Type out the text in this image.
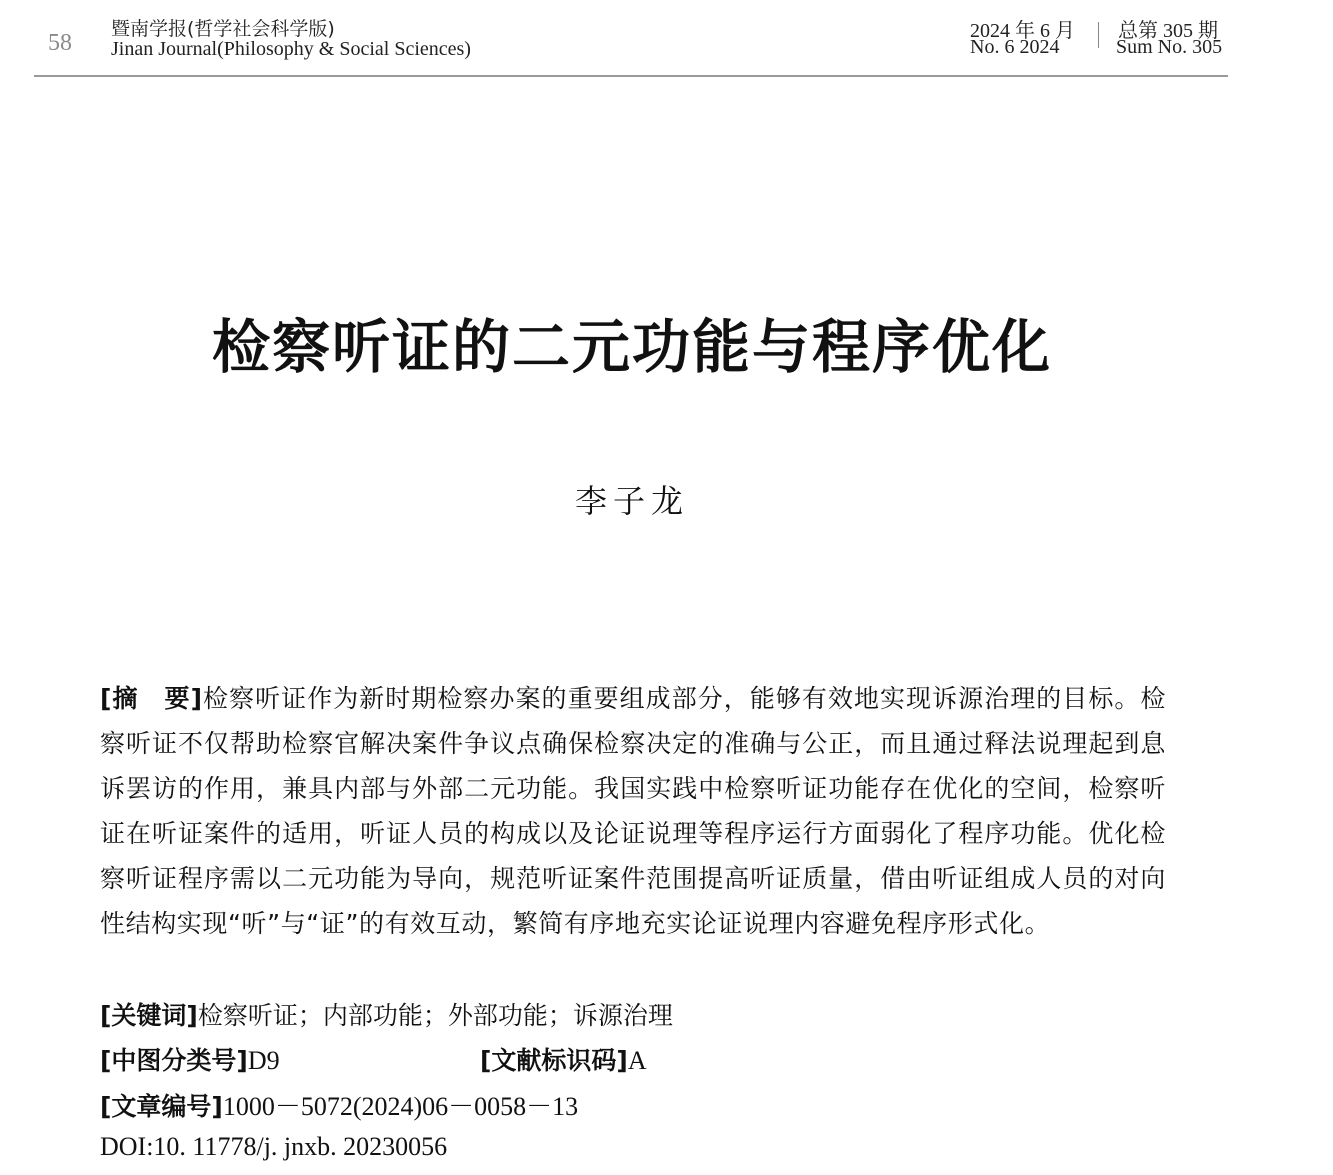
58
暨南学报(哲学社会科学版)
Jinan Journal(Philosophy & Social Sciences)
2024 年 6 月
No. 6 2024
总第 305 期
Sum No. 305
检察听证的二元功能与程序优化
李子龙
[摘　要]检察听证作为新时期检察办案的重要组成部分，能够有效地实现诉源治理的目标。检察听证不仅帮助检察官解决案件争议点确保检察决定的准确与公正，而且通过释法说理起到息诉罢访的作用，兼具内部与外部二元功能。我国实践中检察听证功能存在优化的空间，检察听证在听证案件的适用，听证人员的构成以及论证说理等程序运行方面弱化了程序功能。优化检察听证程序需以二元功能为导向，规范听证案件范围提高听证质量，借由听证组成人员的对向性结构实现“听”与“证”的有效互动，繁简有序地充实论证说理内容避免程序形式化。
[关键词]检察听证；内部功能；外部功能；诉源治理
[中图分类号]D9	[文献标识码]A
[文章编号]1000－5072(2024)06－0058－13
DOI:10. 11778/j. jnxb. 20230056
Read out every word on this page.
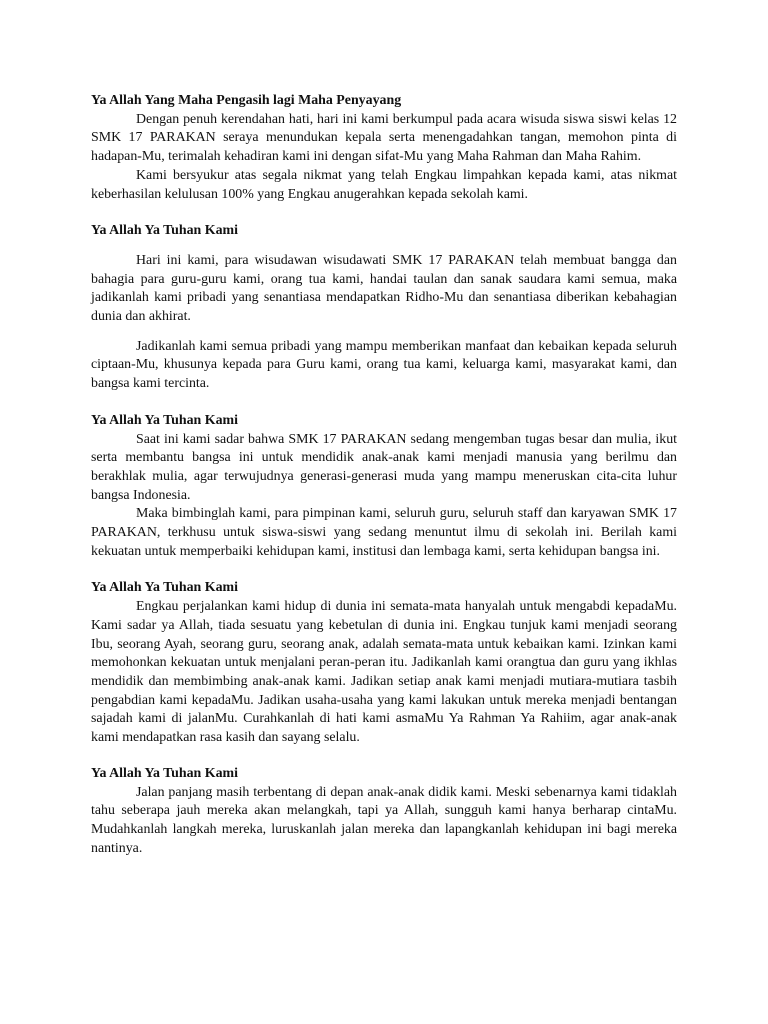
Ya Allah Yang Maha Pengasih lagi Maha Penyayang

Dengan penuh kerendahan hati, hari ini kami berkumpul pada acara wisuda siswa siswi kelas 12 SMK 17 PARAKAN seraya menundukan kepala serta menengadahkan tangan, memohon pinta di hadapan-Mu, terimalah kehadiran kami ini dengan sifat-Mu yang Maha Rahman dan Maha Rahim.

Kami bersyukur atas segala nikmat yang telah Engkau limpahkan kepada kami, atas nikmat keberhasilan kelulusan 100% yang Engkau anugerahkan kepada sekolah kami.

Ya Allah Ya Tuhan Kami

Hari ini kami, para wisudawan wisudawati SMK 17 PARAKAN telah membuat bangga dan bahagia para guru-guru kami, orang tua kami, handai taulan dan sanak saudara kami semua, maka jadikanlah kami pribadi yang senantiasa mendapatkan Ridho-Mu dan senantiasa diberikan kebahagian dunia dan akhirat.

Jadikanlah kami semua pribadi yang mampu memberikan manfaat dan kebaikan kepada seluruh ciptaan-Mu, khusunya kepada para Guru kami, orang tua kami, keluarga kami, masyarakat kami, dan bangsa kami tercinta.

Ya Allah Ya Tuhan Kami

Saat ini kami sadar bahwa SMK 17 PARAKAN sedang mengemban tugas besar dan mulia, ikut serta membantu bangsa ini untuk mendidik anak-anak kami menjadi manusia yang berilmu dan berakhlak mulia, agar terwujudnya generasi-generasi muda yang mampu meneruskan cita-cita luhur bangsa Indonesia.

Maka bimbinglah kami, para pimpinan kami, seluruh guru, seluruh staff dan karyawan SMK 17 PARAKAN, terkhusu untuk siswa-siswi yang sedang menuntut ilmu di sekolah ini. Berilah kami kekuatan untuk memperbaiki kehidupan kami, institusi dan lembaga kami, serta kehidupan bangsa ini.

Ya Allah Ya Tuhan Kami

Engkau perjalankan kami hidup di dunia ini semata-mata hanyalah untuk mengabdi kepadaMu. Kami sadar ya Allah, tiada sesuatu yang kebetulan di dunia ini. Engkau tunjuk kami menjadi seorang Ibu, seorang Ayah, seorang guru, seorang anak, adalah semata-mata untuk kebaikan kami. Izinkan kami memohonkan kekuatan untuk menjalani peran-peran itu. Jadikanlah kami orangtua dan guru yang ikhlas mendidik dan membimbing anak-anak kami. Jadikan setiap anak kami menjadi mutiara-mutiara tasbih pengabdian kami kepadaMu. Jadikan usaha-usaha yang kami lakukan untuk mereka menjadi bentangan sajadah kami di jalanMu. Curahkanlah di hati kami asmaMu Ya Rahman Ya Rahiim, agar anak-anak kami mendapatkan rasa kasih dan sayang selalu.

Ya Allah Ya Tuhan Kami

Jalan panjang masih terbentang di depan anak-anak didik kami. Meski sebenarnya kami tidaklah tahu seberapa jauh mereka akan melangkah, tapi ya Allah, sungguh kami hanya berharap cintaMu. Mudahkanlah langkah mereka, luruskanlah jalan mereka dan lapangkanlah kehidupan ini bagi mereka nantinya.
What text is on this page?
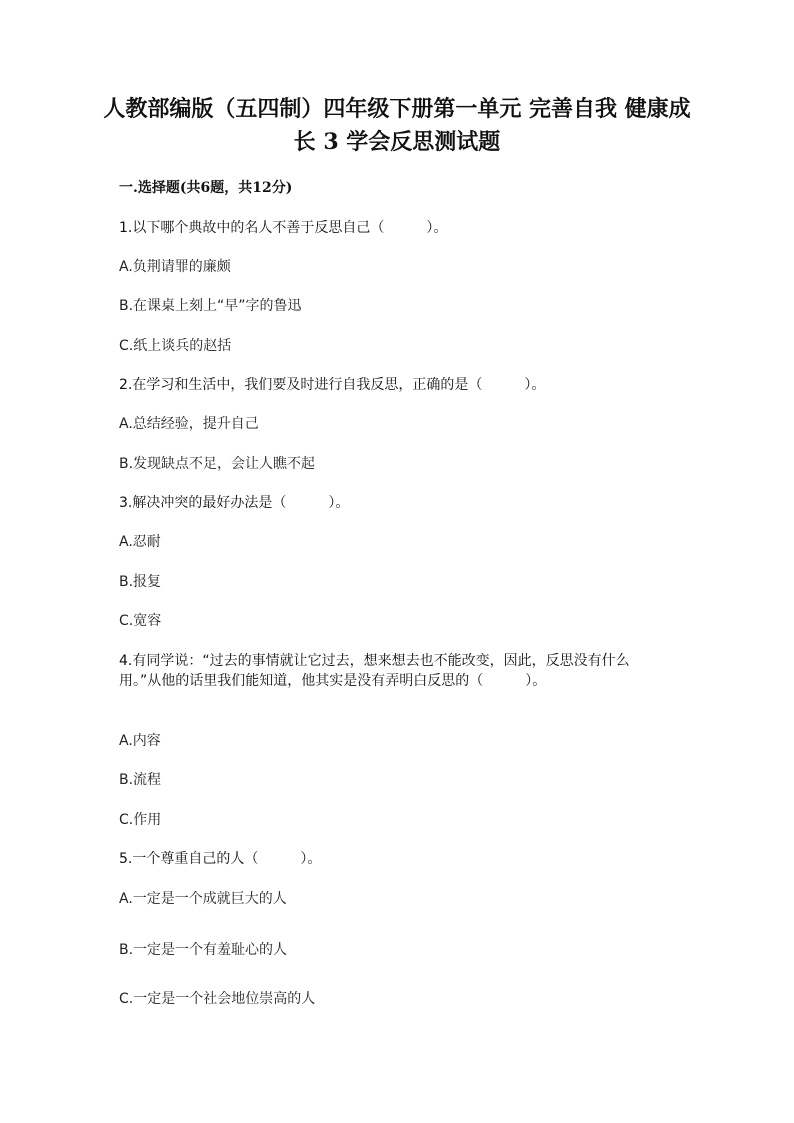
人教部编版（五四制）四年级下册第一单元 完善自我 健康成长 3 学会反思测试题
一.选择题(共6题，共12分)
1.以下哪个典故中的名人不善于反思自己（　　　）。
A.负荆请罪的廉颇
B.在课桌上刻上“早”字的鲁迅
C.纸上谈兵的赵括
2.在学习和生活中，我们要及时进行自我反思，正确的是（　　　）。
A.总结经验，提升自己
B.发现缺点不足，会让人瞧不起
3.解决冲突的最好办法是（　　　）。
A.忍耐
B.报复
C.宽容
4.有同学说：“过去的事情就让它过去，想来想去也不能改变，因此，反思没有什么用。”从他的话里我们能知道，他其实是没有弄明白反思的（　　　）。
A.内容
B.流程
C.作用
5.一个尊重自己的人（　　　）。
A.一定是一个成就巨大的人
B.一定是一个有羞耻心的人
C.一定是一个社会地位崇高的人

________________

▸ Task to complete:
List the lines that contain the word "sekolah".

▸ Solution below:
Kami bersyukur atas segala nikmat yang telah Engkau limpahkan kepada kami, atas nikmat keberhasilan kelulusan 100% yang Engkau anugerahkan kepada sekolah kami.
Maka bimbinglah kami, para pimpinan kami, seluruh guru, seluruh staff dan karyawan SMK 17 PARAKAN, terkhusu untuk siswa-siswi yang sedang menuntut ilmu di sekolah ini. Berilah kami kekuatan untuk memperbaiki kehidupan kami, institusi dan lembaga kami, serta kehidupan bangsa ini.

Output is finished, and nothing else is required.